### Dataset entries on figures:
◇ ◇ ◇ ◇ ◇ ◇ ◇

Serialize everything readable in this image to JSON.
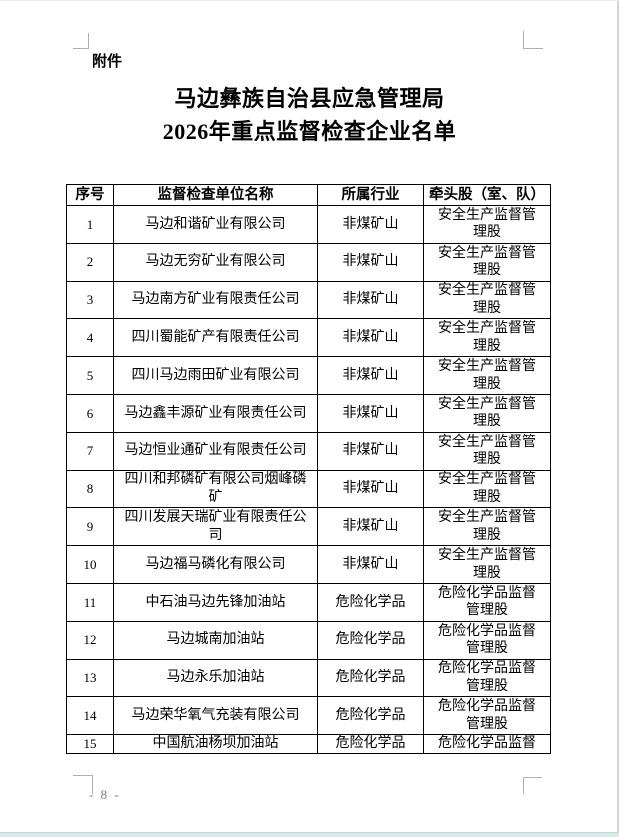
{
  "document": {
    "attachment_label": "附件",
    "title_line1": "马边彝族自治县应急管理局",
    "title_line2": "2026年重点监督检查企业名单",
    "page_number": "- 8 -"
  },
  "table": {
    "headers": [
      "序号",
      "监督检查单位名称",
      "所属行业",
      "牵头股（室、队）"
    ],
    "rows": [
      [
        "1",
        "马边和谐矿业有限公司",
        "非煤矿山",
        "安全生产监督管理股"
      ],
      [
        "2",
        "马边无穷矿业有限公司",
        "非煤矿山",
        "安全生产监督管理股"
      ],
      [
        "3",
        "马边南方矿业有限责任公司",
        "非煤矿山",
        "安全生产监督管理股"
      ],
      [
        "4",
        "四川蜀能矿产有限责任公司",
        "非煤矿山",
        "安全生产监督管理股"
      ],
      [
        "5",
        "四川马边雨田矿业有限公司",
        "非煤矿山",
        "安全生产监督管理股"
      ],
      [
        "6",
        "马边鑫丰源矿业有限责任公司",
        "非煤矿山",
        "安全生产监督管理股"
      ],
      [
        "7",
        "马边恒业通矿业有限责任公司",
        "非煤矿山",
        "安全生产监督管理股"
      ],
      [
        "8",
        "四川和邦磷矿有限公司烟峰磷矿",
        "非煤矿山",
        "安全生产监督管理股"
      ],
      [
        "9",
        "四川发展天瑞矿业有限责任公司",
        "非煤矿山",
        "安全生产监督管理股"
      ],
      [
        "10",
        "马边福马磷化有限公司",
        "非煤矿山",
        "安全生产监督管理股"
      ],
      [
        "11",
        "中石油马边先锋加油站",
        "危险化学品",
        "危险化学品监督管理股"
      ],
      [
        "12",
        "马边城南加油站",
        "危险化学品",
        "危险化学品监督管理股"
      ],
      [
        "13",
        "马边永乐加油站",
        "危险化学品",
        "危险化学品监督管理股"
      ],
      [
        "14",
        "马边荣华氧气充装有限公司",
        "危险化学品",
        "危险化学品监督管理股"
      ],
      [
        "15",
        "中国航油杨坝加油站",
        "危险化学品",
        "危险化学品监督"
      ]
    ]
  },
  "colors": {
    "text": "#000000",
    "table_border": "#000000",
    "margin_mark_gray": "#b0b0b0",
    "page_number_gray": "#7a7a7a",
    "window_bottom_edge": "#dce9ea"
  }
}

◇ ◇ ◇ ◇ ◇ ◇ ◇

### Job:
Return the material exactly as given, apart from the pictures.

### Final result:
Serialize everything readable in this image to JSON.
{
  "document": {
    "attachment_label": "附件",
    "title_line1": "马边彝族自治县应急管理局",
    "title_line2": "2026年重点监督检查企业名单",
    "page_number": "- 8 -"
  },
  "table": {
    "headers": [
      "序号",
      "监督检查单位名称",
      "所属行业",
      "牵头股（室、队）"
    ],
    "rows": [
      [
        "1",
        "马边和谐矿业有限公司",
        "非煤矿山",
        "安全生产监督管理股"
      ],
      [
        "2",
        "马边无穷矿业有限公司",
        "非煤矿山",
        "安全生产监督管理股"
      ],
      [
        "3",
        "马边南方矿业有限责任公司",
        "非煤矿山",
        "安全生产监督管理股"
      ],
      [
        "4",
        "四川蜀能矿产有限责任公司",
        "非煤矿山",
        "安全生产监督管理股"
      ],
      [
        "5",
        "四川马边雨田矿业有限公司",
        "非煤矿山",
        "安全生产监督管理股"
      ],
      [
        "6",
        "马边鑫丰源矿业有限责任公司",
        "非煤矿山",
        "安全生产监督管理股"
      ],
      [
        "7",
        "马边恒业通矿业有限责任公司",
        "非煤矿山",
        "安全生产监督管理股"
      ],
      [
        "8",
        "四川和邦磷矿有限公司烟峰磷矿",
        "非煤矿山",
        "安全生产监督管理股"
      ],
      [
        "9",
        "四川发展天瑞矿业有限责任公司",
        "非煤矿山",
        "安全生产监督管理股"
      ],
      [
        "10",
        "马边福马磷化有限公司",
        "非煤矿山",
        "安全生产监督管理股"
      ],
      [
        "11",
        "中石油马边先锋加油站",
        "危险化学品",
        "危险化学品监督管理股"
      ],
      [
        "12",
        "马边城南加油站",
        "危险化学品",
        "危险化学品监督管理股"
      ],
      [
        "13",
        "马边永乐加油站",
        "危险化学品",
        "危险化学品监督管理股"
      ],
      [
        "14",
        "马边荣华氧气充装有限公司",
        "危险化学品",
        "危险化学品监督管理股"
      ],
      [
        "15",
        "中国航油杨坝加油站",
        "危险化学品",
        "危险化学品监督"
      ]
    ]
  },
  "colors": {
    "text": "#000000",
    "table_border": "#000000",
    "margin_mark_gray": "#b0b0b0",
    "page_number_gray": "#7a7a7a",
    "window_bottom_edge": "#dce9ea"
  }
}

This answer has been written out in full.